§ What you should do
From the entries that follow, gather each line holding the word "的圆周角".

### Data for this exercise ###

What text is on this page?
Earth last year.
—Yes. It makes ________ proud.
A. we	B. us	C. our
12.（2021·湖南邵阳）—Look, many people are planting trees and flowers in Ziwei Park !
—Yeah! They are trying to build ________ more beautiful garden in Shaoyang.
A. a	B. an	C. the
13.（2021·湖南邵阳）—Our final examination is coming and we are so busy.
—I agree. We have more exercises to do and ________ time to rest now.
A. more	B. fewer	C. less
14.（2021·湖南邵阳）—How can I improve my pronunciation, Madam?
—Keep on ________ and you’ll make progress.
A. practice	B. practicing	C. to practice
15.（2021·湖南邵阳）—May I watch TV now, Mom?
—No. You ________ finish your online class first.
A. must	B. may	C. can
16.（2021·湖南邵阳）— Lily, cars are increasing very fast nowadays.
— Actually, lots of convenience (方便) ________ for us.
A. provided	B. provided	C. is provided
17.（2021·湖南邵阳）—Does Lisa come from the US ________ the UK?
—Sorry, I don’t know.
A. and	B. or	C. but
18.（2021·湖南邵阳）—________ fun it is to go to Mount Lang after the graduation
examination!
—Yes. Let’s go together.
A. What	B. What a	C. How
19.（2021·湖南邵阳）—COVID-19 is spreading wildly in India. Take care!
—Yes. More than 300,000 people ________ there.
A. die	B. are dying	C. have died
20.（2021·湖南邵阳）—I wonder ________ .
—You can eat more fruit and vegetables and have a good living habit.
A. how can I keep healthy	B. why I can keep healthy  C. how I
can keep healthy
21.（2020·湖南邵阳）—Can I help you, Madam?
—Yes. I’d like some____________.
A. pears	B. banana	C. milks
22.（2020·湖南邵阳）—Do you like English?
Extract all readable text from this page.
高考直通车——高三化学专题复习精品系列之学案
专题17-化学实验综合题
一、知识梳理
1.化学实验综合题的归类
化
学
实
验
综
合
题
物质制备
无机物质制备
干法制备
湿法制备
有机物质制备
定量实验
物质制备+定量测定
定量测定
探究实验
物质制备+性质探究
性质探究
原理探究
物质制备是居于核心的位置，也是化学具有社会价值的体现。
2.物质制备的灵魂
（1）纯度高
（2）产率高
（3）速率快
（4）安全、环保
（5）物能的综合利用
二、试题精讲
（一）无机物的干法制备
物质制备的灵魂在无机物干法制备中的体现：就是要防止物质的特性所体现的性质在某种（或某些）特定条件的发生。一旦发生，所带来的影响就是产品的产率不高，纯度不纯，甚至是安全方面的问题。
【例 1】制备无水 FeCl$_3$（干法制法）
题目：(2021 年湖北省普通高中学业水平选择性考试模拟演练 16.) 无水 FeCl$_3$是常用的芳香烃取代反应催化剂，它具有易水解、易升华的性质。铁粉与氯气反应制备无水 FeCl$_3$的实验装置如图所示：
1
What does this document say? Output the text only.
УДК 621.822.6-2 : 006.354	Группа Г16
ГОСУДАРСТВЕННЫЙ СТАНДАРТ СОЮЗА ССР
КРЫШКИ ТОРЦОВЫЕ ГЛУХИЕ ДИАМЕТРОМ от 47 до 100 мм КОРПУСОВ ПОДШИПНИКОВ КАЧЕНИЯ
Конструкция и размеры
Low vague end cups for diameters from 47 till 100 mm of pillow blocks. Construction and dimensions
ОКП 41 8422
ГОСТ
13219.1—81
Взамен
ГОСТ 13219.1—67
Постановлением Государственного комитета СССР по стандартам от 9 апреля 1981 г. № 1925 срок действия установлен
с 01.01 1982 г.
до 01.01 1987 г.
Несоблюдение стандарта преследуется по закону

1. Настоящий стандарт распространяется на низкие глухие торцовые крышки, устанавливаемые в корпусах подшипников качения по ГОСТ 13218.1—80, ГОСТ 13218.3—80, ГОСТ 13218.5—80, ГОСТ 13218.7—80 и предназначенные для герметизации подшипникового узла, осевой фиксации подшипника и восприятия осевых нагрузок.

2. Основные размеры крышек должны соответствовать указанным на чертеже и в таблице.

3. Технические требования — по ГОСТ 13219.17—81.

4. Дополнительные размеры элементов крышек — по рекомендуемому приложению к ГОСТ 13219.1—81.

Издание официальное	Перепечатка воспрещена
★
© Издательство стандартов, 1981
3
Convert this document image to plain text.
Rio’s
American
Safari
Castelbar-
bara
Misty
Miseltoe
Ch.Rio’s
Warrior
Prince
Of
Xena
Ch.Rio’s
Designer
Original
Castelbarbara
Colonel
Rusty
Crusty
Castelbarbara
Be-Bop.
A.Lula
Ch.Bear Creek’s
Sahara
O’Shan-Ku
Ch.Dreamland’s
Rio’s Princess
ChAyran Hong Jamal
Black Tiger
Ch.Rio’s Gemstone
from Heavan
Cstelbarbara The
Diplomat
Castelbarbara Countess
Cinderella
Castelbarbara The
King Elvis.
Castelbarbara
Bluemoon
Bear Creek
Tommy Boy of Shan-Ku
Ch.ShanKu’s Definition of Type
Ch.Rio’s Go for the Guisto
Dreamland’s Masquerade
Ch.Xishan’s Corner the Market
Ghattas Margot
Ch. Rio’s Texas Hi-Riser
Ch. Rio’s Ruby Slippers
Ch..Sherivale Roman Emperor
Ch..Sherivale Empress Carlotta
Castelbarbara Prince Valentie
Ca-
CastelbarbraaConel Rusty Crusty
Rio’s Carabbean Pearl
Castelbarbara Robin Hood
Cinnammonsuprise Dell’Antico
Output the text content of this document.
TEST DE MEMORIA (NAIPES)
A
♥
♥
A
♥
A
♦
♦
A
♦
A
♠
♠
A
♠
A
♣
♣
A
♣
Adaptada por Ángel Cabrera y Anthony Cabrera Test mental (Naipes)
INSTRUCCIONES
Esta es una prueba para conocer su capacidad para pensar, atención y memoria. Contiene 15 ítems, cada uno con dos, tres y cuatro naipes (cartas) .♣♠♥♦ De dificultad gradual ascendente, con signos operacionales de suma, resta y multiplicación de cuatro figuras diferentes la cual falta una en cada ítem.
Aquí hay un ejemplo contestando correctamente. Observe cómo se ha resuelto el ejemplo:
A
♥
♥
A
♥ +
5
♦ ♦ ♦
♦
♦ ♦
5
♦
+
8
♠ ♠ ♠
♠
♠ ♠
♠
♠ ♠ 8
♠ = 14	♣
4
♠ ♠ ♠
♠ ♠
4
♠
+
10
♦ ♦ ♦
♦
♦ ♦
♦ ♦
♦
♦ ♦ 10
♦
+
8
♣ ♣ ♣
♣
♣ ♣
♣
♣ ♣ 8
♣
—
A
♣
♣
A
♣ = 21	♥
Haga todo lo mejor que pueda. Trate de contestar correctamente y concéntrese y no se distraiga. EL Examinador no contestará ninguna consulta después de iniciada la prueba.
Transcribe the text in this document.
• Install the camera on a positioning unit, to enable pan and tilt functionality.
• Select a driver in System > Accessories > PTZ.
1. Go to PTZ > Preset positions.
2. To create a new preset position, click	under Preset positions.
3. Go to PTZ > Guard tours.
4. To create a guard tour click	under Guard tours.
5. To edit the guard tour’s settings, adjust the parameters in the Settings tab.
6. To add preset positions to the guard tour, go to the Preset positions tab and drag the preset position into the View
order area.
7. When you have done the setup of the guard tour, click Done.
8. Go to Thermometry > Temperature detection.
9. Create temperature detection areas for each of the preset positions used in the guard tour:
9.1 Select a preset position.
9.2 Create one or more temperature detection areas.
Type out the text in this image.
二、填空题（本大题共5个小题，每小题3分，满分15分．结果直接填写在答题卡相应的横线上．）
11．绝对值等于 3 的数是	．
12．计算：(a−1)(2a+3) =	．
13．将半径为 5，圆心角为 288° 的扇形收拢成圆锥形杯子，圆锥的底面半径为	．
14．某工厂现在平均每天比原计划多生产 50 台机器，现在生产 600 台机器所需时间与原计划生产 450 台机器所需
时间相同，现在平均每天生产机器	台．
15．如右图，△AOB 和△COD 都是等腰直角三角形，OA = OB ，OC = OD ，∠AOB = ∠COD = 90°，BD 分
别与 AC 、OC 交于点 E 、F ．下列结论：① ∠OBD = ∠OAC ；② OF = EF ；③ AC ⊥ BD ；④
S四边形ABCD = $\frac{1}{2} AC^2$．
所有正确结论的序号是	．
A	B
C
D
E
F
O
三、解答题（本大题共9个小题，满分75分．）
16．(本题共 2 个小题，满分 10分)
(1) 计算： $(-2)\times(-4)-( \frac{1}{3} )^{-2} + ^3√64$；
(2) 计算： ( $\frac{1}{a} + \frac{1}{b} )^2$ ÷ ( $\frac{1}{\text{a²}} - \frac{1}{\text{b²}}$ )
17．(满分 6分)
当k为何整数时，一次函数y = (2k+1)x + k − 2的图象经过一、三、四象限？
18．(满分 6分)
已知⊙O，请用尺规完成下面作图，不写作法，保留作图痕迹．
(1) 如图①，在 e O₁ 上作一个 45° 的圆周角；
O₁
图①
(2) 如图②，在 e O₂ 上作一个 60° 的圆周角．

###

§ Exercise answer
(1) 如图①，在 e O₁ 上作一个 45° 的圆周角；
(2) 如图②，在 e O₂ 上作一个 60° 的圆周角．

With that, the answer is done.